▶ [THE PROBLEM]: Where a line contains the word "text", copy that line.

(Records from a collection)
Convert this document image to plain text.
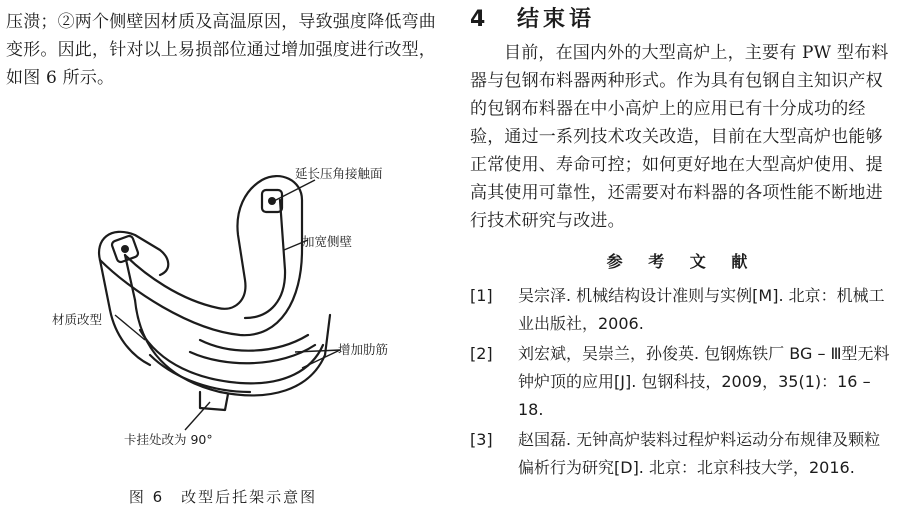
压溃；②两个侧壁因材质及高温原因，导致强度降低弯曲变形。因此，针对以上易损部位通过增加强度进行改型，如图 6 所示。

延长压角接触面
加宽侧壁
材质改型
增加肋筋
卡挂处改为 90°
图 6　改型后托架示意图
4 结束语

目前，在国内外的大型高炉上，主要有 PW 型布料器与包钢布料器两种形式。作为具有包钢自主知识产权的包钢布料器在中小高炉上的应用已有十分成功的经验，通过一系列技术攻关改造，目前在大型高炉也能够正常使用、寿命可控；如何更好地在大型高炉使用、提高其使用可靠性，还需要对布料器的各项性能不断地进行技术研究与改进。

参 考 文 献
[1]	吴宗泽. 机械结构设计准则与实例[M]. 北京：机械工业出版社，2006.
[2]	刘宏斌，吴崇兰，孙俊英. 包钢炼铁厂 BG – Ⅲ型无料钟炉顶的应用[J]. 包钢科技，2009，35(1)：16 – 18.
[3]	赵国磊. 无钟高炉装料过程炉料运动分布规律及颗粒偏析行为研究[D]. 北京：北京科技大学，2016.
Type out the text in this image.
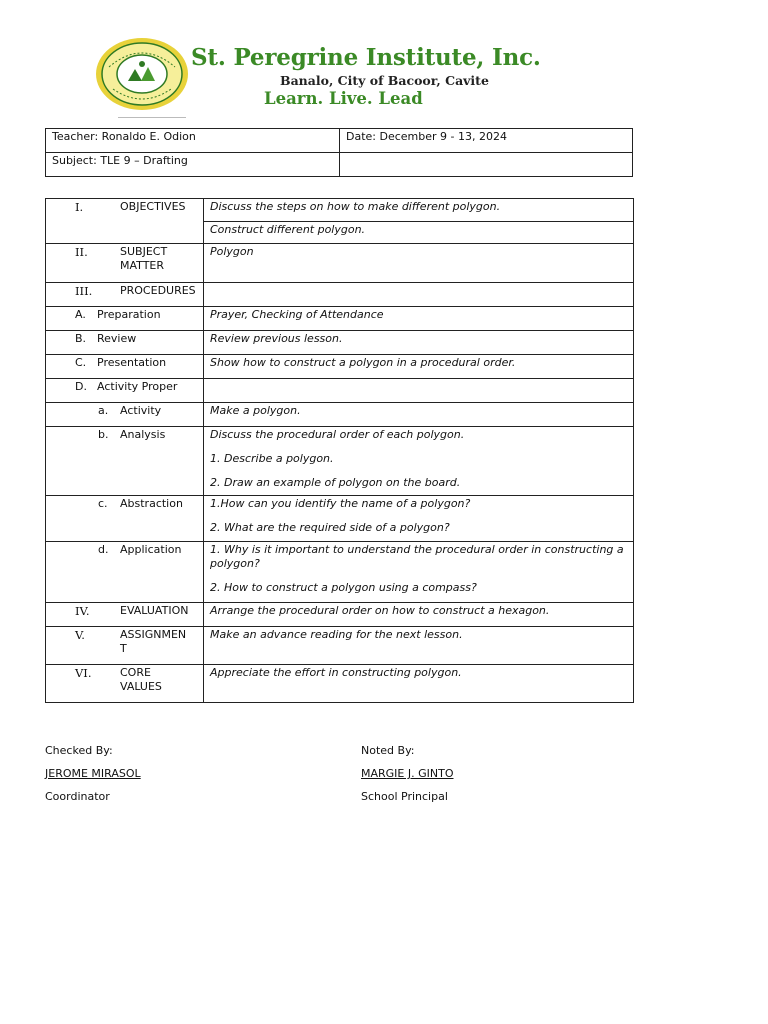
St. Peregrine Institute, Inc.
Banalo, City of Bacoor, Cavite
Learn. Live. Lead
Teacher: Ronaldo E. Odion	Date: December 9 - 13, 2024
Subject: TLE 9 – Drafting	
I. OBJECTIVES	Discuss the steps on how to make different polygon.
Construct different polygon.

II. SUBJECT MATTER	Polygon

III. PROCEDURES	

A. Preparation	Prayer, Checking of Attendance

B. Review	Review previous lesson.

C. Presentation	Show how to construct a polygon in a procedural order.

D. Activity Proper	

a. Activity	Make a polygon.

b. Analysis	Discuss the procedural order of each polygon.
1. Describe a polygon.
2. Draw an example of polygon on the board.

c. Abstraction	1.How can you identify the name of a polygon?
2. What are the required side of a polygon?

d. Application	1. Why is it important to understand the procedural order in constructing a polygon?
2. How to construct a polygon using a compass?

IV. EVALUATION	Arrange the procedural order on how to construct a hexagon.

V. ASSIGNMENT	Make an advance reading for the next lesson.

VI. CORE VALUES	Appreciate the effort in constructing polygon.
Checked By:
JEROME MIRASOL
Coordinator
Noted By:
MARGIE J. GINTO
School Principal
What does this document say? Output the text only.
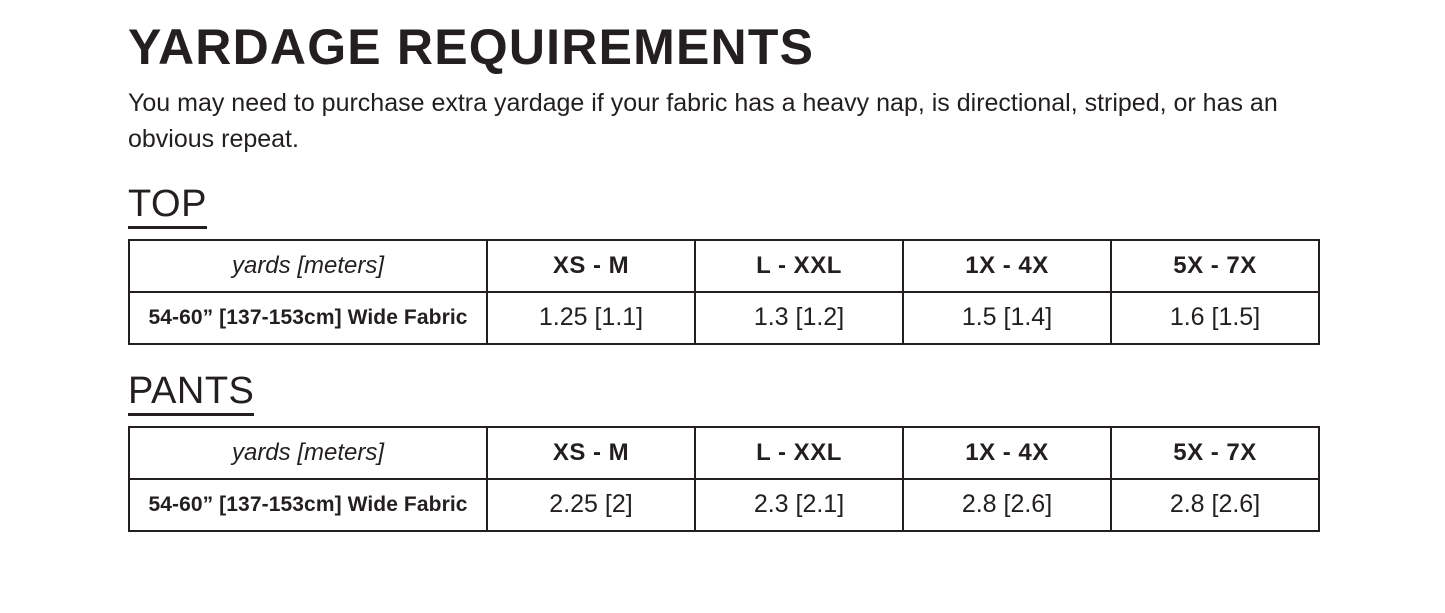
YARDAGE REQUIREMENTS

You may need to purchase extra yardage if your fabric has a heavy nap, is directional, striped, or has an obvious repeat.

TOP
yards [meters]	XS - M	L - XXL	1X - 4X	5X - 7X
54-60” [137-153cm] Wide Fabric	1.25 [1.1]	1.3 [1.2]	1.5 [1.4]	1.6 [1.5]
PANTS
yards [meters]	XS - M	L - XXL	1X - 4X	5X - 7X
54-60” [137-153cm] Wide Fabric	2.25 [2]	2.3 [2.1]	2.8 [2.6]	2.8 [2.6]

▶ [ANSWER]:
Convert this document image to plain text.
Type out the text in this image.
What does this document say? Output the text only.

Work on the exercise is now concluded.